**Task details**
Reproduce every entry below precisely; do not include the pictures.

━━━

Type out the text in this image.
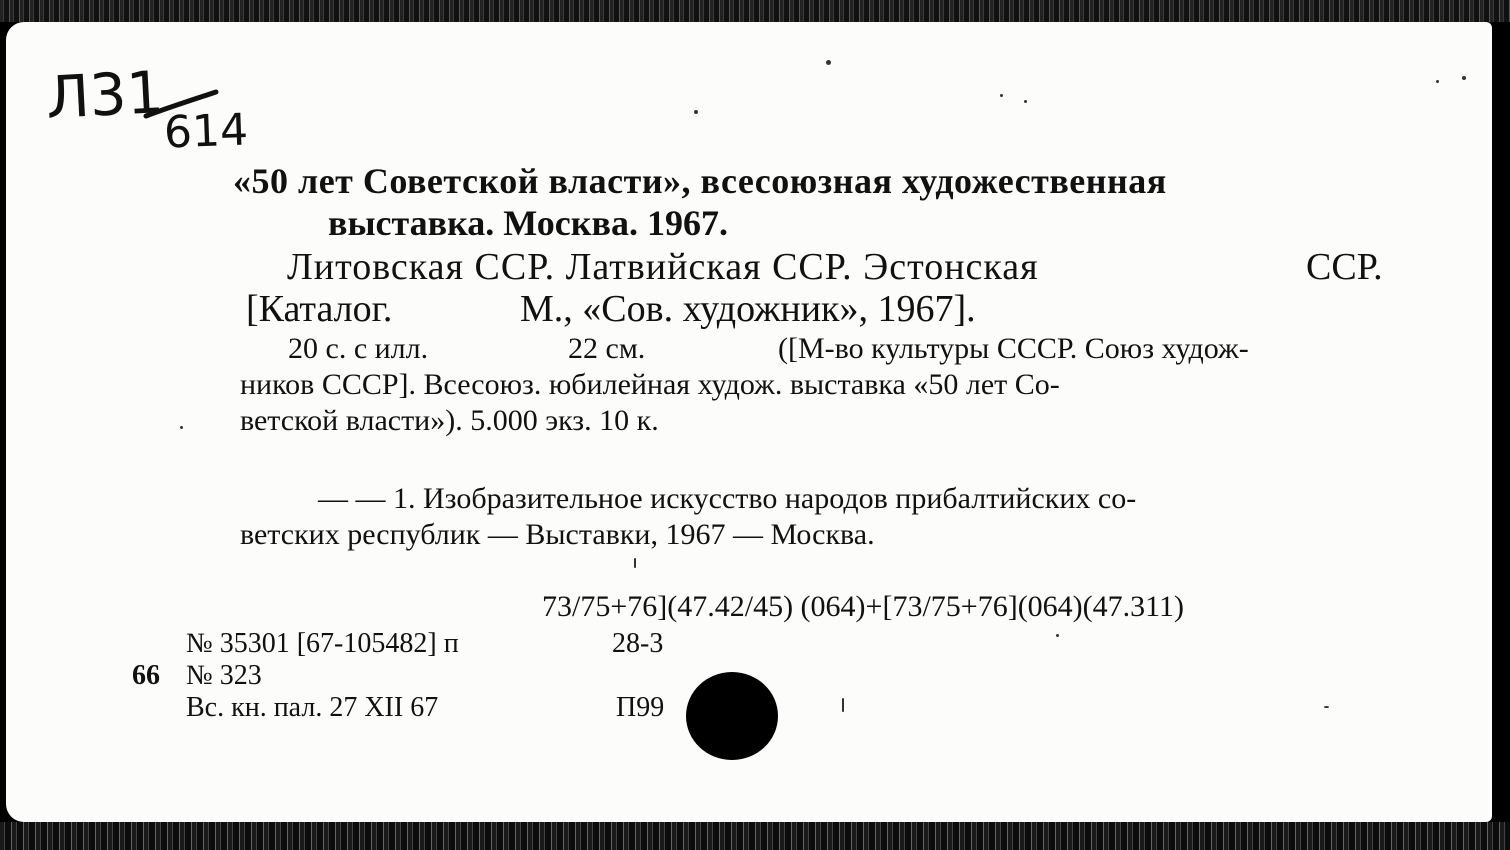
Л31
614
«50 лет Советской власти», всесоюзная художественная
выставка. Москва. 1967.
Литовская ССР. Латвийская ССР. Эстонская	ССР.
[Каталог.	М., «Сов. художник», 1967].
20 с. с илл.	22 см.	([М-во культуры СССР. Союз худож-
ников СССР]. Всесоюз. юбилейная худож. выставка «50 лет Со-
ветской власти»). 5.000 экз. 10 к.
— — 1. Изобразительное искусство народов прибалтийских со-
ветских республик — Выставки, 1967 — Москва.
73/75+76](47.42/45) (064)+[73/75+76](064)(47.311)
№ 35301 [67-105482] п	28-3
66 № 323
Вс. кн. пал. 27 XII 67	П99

━━━

**The solution**
Type out the text in this image.
Л31
614
«50 лет Советской власти», всесоюзная художественная
выставка. Москва. 1967.
Литовская ССР. Латвийская ССР. Эстонская	ССР.
[Каталог.	М., «Сов. художник», 1967].
20 с. с илл.	22 см.	([М-во культуры СССР. Союз худож-
ников СССР]. Всесоюз. юбилейная худож. выставка «50 лет Со-
ветской власти»). 5.000 экз. 10 к.
— — 1. Изобразительное искусство народов прибалтийских со-
ветских республик — Выставки, 1967 — Москва.
73/75+76](47.42/45) (064)+[73/75+76](064)(47.311)
№ 35301 [67-105482] п	28-3
66 № 323
Вс. кн. пал. 27 XII 67	П99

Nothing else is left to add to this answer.